Print all of the data exactly as written.

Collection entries
-=-=-=-=-

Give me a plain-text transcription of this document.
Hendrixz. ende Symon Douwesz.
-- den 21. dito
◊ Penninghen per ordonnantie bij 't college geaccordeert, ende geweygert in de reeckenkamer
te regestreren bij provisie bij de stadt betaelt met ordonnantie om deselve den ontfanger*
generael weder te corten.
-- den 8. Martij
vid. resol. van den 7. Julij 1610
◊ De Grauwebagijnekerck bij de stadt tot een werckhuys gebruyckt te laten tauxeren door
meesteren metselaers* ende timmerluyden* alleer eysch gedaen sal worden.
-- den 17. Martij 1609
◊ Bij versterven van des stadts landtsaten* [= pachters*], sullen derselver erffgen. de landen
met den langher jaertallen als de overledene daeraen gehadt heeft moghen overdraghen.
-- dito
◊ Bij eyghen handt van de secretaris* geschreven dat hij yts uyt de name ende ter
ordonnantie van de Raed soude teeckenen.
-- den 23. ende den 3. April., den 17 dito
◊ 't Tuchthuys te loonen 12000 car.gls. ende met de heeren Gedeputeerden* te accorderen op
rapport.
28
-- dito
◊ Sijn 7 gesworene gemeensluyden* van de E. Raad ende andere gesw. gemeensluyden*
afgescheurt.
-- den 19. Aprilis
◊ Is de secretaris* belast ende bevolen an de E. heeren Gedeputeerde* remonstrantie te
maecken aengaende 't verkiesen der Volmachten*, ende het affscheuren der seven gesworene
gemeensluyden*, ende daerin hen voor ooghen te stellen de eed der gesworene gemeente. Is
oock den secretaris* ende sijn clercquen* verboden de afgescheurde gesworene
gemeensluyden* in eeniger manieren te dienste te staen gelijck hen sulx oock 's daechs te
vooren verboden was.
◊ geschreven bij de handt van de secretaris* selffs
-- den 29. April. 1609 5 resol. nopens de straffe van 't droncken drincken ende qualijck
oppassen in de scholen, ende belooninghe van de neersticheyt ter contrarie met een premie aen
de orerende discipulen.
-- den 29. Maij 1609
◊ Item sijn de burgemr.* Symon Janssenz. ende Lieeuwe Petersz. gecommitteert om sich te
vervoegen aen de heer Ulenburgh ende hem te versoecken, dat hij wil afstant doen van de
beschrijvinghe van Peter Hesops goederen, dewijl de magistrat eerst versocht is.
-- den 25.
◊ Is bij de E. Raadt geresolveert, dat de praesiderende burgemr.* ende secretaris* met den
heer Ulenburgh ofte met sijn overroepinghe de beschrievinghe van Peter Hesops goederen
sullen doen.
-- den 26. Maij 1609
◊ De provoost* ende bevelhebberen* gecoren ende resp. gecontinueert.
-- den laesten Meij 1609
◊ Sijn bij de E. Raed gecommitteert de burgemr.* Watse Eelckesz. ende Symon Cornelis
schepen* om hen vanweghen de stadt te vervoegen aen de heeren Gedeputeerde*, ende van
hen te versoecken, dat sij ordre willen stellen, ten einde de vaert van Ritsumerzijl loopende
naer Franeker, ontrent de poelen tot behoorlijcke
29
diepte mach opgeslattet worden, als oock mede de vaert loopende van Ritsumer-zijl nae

-=-=-=-=-

- Right answer -
Give me a plain-text transcription of this document.
Hendrixz. ende Symon Douwesz.
-- den 21. dito
◊ Penninghen per ordonnantie bij 't college geaccordeert, ende geweygert in de reeckenkamer
te regestreren bij provisie bij de stadt betaelt met ordonnantie om deselve den ontfanger*
generael weder te corten.
-- den 8. Martij
vid. resol. van den 7. Julij 1610
◊ De Grauwebagijnekerck bij de stadt tot een werckhuys gebruyckt te laten tauxeren door
meesteren metselaers* ende timmerluyden* alleer eysch gedaen sal worden.
-- den 17. Martij 1609
◊ Bij versterven van des stadts landtsaten* [= pachters*], sullen derselver erffgen. de landen
met den langher jaertallen als de overledene daeraen gehadt heeft moghen overdraghen.
-- dito
◊ Bij eyghen handt van de secretaris* geschreven dat hij yts uyt de name ende ter
ordonnantie van de Raed soude teeckenen.
-- den 23. ende den 3. April., den 17 dito
◊ 't Tuchthuys te loonen 12000 car.gls. ende met de heeren Gedeputeerden* te accorderen op
rapport.
28
-- dito
◊ Sijn 7 gesworene gemeensluyden* van de E. Raad ende andere gesw. gemeensluyden*
afgescheurt.
-- den 19. Aprilis
◊ Is de secretaris* belast ende bevolen an de E. heeren Gedeputeerde* remonstrantie te
maecken aengaende 't verkiesen der Volmachten*, ende het affscheuren der seven gesworene
gemeensluyden*, ende daerin hen voor ooghen te stellen de eed der gesworene gemeente. Is
oock den secretaris* ende sijn clercquen* verboden de afgescheurde gesworene
gemeensluyden* in eeniger manieren te dienste te staen gelijck hen sulx oock 's daechs te
vooren verboden was.
◊ geschreven bij de handt van de secretaris* selffs
-- den 29. April. 1609 5 resol. nopens de straffe van 't droncken drincken ende qualijck
oppassen in de scholen, ende belooninghe van de neersticheyt ter contrarie met een premie aen
de orerende discipulen.
-- den 29. Maij 1609
◊ Item sijn de burgemr.* Symon Janssenz. ende Lieeuwe Petersz. gecommitteert om sich te
vervoegen aen de heer Ulenburgh ende hem te versoecken, dat hij wil afstant doen van de
beschrijvinghe van Peter Hesops goederen, dewijl de magistrat eerst versocht is.
-- den 25.
◊ Is bij de E. Raadt geresolveert, dat de praesiderende burgemr.* ende secretaris* met den
heer Ulenburgh ofte met sijn overroepinghe de beschrievinghe van Peter Hesops goederen
sullen doen.
-- den 26. Maij 1609
◊ De provoost* ende bevelhebberen* gecoren ende resp. gecontinueert.
-- den laesten Meij 1609
◊ Sijn bij de E. Raed gecommitteert de burgemr.* Watse Eelckesz. ende Symon Cornelis
schepen* om hen vanweghen de stadt te vervoegen aen de heeren Gedeputeerde*, ende van
hen te versoecken, dat sij ordre willen stellen, ten einde de vaert van Ritsumerzijl loopende
naer Franeker, ontrent de poelen tot behoorlijcke
29
diepte mach opgeslattet worden, als oock mede de vaert loopende van Ritsumer-zijl nae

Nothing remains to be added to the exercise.